# [Passage given]

************

Fourth, Blair Sandburg is just too good to be believed, yet is so flawed that he's no longer the Blair Sandburg we know and love. He's so competent it's a wonder he needs anything, including Jim. From the get go he's telling Jim what to do, which isn't a surprise since Jim's only been online for ten months. Not only is Blair an FBI profiler extraordinaire with an almost 100% solve rate, he's a master in martial arts, a gifted and natural alpha guide (and how would he become that unless he hooked up with an alpha sentinel, which he does only a week or so before he takes over everything). He's also a gifted shaman who studied two years with *Incacha* for goodness sake. He can do no wrong. Oh, and *everyone*, male and female alike, lusts after him because he's just so irresistable.
And yet, he's terribly flawed. He's proud to a fault and his gifts make him think he has the right to use his power over other people, most specifically the "mundanes". When he's confronted with an odious but basically harmless asshole, he gives him a psychic heart attack as punishment for daring to insult himself and his sentinel. Way to protect the tribe, Shaman! Then he basically tells his fellow guides, who are looking up to him, about it and so they can learn how to totally misuse their power on people who can't possibly meet them on a level playing field. Why can they do this? Because they are gifted with the guide gene, not because they have any right in the world to do it. Another example of his flaws is his lack of shamanic ability in the face of crisis. There is a girl in danger and pain who is, because of an incompetent "mundane" going to be killed horribly. Since he can't get the tribe of guides together, what the hell is stopping him from doing a little spirit walking to find her? Didn't he learn that basic skill from two years with Incacha? How can he call himself a shaman when he doesn't practice any of the rites?
I think the reason that Blair doesn't do these obvious things is that the writer wanted to use that horrible death as a plot device to move things in a specific direction. That the sentinels and guides were doing their best and the mundanes were just roadblocks to getting it done. Blair should have been kicking his own ass at not discovering things sooner. He knew that every minute the girl was in the kidnappers hands was torture, yet he blithely goes along securing his place as alpha guide as if they have all the time in the world for networking. And even *I* figured out that Elizabeth would be the next victim. And I'm just a lowly mundane! I really had a hard time liking this Blair, despite his obvious charms. And the fact that he made his world revolve around what he thought sentinels should like, such as permanent removal of his body hair except for his head and eyebrows was repulsive.

************

# [Listed entries]
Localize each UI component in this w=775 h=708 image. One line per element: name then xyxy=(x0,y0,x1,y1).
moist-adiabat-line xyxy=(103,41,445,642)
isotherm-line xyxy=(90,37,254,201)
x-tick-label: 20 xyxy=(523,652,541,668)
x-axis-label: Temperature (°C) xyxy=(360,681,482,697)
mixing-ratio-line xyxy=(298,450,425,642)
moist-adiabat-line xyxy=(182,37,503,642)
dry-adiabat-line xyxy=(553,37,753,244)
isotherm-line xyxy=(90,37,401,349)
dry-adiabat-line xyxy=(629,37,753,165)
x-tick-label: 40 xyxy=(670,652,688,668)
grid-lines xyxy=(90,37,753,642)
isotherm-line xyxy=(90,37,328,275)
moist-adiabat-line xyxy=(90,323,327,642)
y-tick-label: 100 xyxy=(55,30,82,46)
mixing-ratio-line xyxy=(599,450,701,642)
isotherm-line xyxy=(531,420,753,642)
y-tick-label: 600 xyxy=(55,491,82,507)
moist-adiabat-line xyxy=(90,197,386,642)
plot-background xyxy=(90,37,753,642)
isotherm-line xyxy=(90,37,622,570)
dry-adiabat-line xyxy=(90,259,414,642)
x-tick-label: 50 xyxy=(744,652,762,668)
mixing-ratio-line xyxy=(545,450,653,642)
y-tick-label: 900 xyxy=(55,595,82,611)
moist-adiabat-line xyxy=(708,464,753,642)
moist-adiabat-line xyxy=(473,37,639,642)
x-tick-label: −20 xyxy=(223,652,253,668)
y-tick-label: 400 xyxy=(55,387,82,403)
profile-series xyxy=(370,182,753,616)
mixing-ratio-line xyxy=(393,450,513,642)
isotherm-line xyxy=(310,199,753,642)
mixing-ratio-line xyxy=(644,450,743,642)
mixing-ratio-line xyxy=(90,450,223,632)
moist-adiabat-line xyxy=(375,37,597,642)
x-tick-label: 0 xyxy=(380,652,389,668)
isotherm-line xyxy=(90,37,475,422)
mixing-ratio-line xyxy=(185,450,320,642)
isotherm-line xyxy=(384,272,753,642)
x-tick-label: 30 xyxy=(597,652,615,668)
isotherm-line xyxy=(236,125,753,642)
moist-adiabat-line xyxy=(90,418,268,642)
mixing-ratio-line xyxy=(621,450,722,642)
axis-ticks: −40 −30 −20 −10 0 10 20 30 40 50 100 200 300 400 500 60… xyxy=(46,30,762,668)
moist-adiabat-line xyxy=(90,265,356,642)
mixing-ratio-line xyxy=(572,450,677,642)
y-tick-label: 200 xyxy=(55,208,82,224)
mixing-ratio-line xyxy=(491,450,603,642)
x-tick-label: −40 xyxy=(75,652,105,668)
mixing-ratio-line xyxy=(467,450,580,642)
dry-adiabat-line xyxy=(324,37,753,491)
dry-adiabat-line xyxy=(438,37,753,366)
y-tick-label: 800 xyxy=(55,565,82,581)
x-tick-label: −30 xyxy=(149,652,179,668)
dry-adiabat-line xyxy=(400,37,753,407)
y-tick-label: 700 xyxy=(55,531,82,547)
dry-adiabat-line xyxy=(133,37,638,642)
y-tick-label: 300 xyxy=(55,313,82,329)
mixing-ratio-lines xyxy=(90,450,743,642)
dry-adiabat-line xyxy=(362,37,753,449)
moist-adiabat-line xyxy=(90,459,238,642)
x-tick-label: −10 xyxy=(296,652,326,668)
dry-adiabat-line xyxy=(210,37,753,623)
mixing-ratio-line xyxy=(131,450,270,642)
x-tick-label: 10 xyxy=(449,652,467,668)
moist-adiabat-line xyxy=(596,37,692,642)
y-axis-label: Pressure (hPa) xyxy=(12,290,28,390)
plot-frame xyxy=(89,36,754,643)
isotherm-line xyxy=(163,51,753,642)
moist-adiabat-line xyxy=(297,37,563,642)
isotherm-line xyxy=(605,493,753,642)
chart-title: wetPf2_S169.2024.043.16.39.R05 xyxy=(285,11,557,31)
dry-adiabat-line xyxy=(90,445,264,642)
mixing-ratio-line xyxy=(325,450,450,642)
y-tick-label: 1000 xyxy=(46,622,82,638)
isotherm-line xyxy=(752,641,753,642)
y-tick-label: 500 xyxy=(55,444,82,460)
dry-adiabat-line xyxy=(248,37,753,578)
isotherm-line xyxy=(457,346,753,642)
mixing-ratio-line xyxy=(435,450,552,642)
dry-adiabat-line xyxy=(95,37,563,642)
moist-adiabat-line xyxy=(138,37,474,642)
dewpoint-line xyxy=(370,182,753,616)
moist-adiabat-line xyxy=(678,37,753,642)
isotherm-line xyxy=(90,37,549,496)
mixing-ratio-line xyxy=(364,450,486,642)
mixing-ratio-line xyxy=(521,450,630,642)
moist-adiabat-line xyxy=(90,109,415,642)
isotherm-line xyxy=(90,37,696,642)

************

# [Objective 1]
Print the part of the critique from "Fourth, Blair Sandburg" to "just so irresistable.".
# [Objective 2]
Output the listing verbatim from its first line through the line containing "moist-adiabat-line xyxy=(182,37,503,642)", including both of those lines.
The critique and the listing are independent of each other.

# [Correct result 1]
Fourth, Blair Sandburg is just too good to be believed, yet is so flawed that he's no longer the Blair Sandburg we know and love. He's so competent it's a wonder he needs anything, including Jim. From the get go he's telling Jim what to do, which isn't a surprise since Jim's only been online for ten months. Not only is Blair an FBI profiler extraordinaire with an almost 100% solve rate, he's a master in martial arts, a gifted and natural alpha guide (and how would he become that unless he hooked up with an alpha sentinel, which he does only a week or so before he takes over everything). He's also a gifted shaman who studied two years with *Incacha* for goodness sake. He can do no wrong. Oh, and *everyone*, male and female alike, lusts after him because he's just so irresistable.

# [Correct result 2]
Localize each UI component in this w=775 h=708 image. One line per element: name then xyxy=(x0,y0,x1,y1).
moist-adiabat-line xyxy=(103,41,445,642)
isotherm-line xyxy=(90,37,254,201)
x-tick-label: 20 xyxy=(523,652,541,668)
x-axis-label: Temperature (°C) xyxy=(360,681,482,697)
mixing-ratio-line xyxy=(298,450,425,642)
moist-adiabat-line xyxy=(182,37,503,642)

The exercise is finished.